» Source document:
Appellant has not made any logical or legal showing on appeal that his confession was involuntary. Accordingly, we reject this claim. (Jones v. Superior Court (1994) 26 Cal.App.4th 92, 99 [if issues are not supported by argument or citation to authority, we consider the issue waived]; People v. Morse (1993) 21 Cal.App.4th 259, 275 [a point made without argument or authority is deemed to lack foundation and requires no discussion by the reviewing court].)

a. Mistrial

We also reject appellant's claim that the trial court had a sua sponte duty to declare a mistrial based on ineffective assistance of counsel. As appellant acknowledges, there are only three published cases that have held that ineffective assistance of counsel may, in extreme circumstances, constitute legal necessity for a mistrial. (People v. Manson (1976) 61 Cal.App.3d 102; People v. McNally (1980) 107 Cal.App.3d 387; People v. Coleman (1992) 9 Cal.App.4th 493.) None of those cases involved a sua sponte declaration of a mistrial by the trial court.

In Manson, the defendant's attorney disappeared midtrial and substituted counsel, claiming he could not effectively represent his client, requested a mistrial. In McNally, defense counsel requested a mistrial after concluding he was ethically barred from representing his client because of a conflict of interest. In Coleman, the defendant requested a mistrial based on substitute counsel's claim that he could not effectively represent his client because of his predecessor's negligence. None of these factors were present here.

Appellant relies on the logic of a case which he cites as, "People v. Carrillo (2d Dist., Div 2, 2006) 52 Cal.Rptr.3d 614" to support his claim that the trial court had a sua sponte duty to declare a mistrial based on his counsel's failure to object to the confession. The case reported at 52 Cal.Rptr.3d 614 is Carrillo v. Superior Court (2006) 145 Cal.App.4th 1511. Appellant is correct that the trial court in Carrillo declared a mistrial, sua sponte, after hearing part of the defendant's confession during trial, because the court believed that the defendant's confession had been coerced and that defense counsel was ineffective for failing to object before trial to the admission of that confession. The Court of Appeal found that the mistrial was without legal necessity and that double jeopardy barred a retrial. (Carrillo v. Superior Court, supra, 145 Cal.App.4th at pp. 1514, 1531.) The Court of Appeal explained: "Where, as here, a trial court becomes convinced that defense tactics are denying a defendant a fair trial, the proper course of action, in the absence of the type of extreme circumstances described in Manson, McNally and Coleman, is to allow the case to proceed to judgment and then consider whether the defendant is entitled to a new trial." (Id. at p. 1529.) Thus, we see nothing in Carrillo to assist appellant.

b. Ineffective assistance of counsel

Appellant has the burden of proving ineffective assistance of counsel. (People v. Pope (1979) 23 Cal.3d 412, 425.) In order to establish such a claim, he must show that his counsel's performance fell below an objective standard of reasonableness, and that, but for counsel's error, a different result would have been reasonably probable. (Strickland v. Washington (1984) 466 U.S. 668, 687-688, 694; People v. Ledesma (1987) 43 Cal.3d 171, 216-218.)

Appellant has failed to show that his counsel's performance was deficient. We are not able to determine from the record before us whether appellant's trial counsel moved to exclude the admission of his confession. This was appellant's fourth trial. The record on appeal includes minute orders for all prior proceedings, but the reporter's transcripts for this trial only. As we advised appellate counsel when the record on appeal was filed: "Counsel are expected to review this record for completeness. Requests for inadvertently omitted material should be filed within 30 days of this notice."

» Data section:

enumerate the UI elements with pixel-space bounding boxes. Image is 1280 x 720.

» What is being asked: Please print the stretch of the appellate opinion from "b. Ineffective assistance" through "Cal.3d 171, 216-218.)" word for word.

» Answer:
b. Ineffective assistance of counsel

Appellant has the burden of proving ineffective assistance of counsel. (People v. Pope (1979) 23 Cal.3d 412, 425.) In order to establish such a claim, he must show that his counsel's performance fell below an objective standard of reasonableness, and that, but for counsel's error, a different result would have been reasonably probable. (Strickland v. Washington (1984) 466 U.S. 668, 687-688, 694; People v. Ledesma (1987) 43 Cal.3d 171, 216-218.)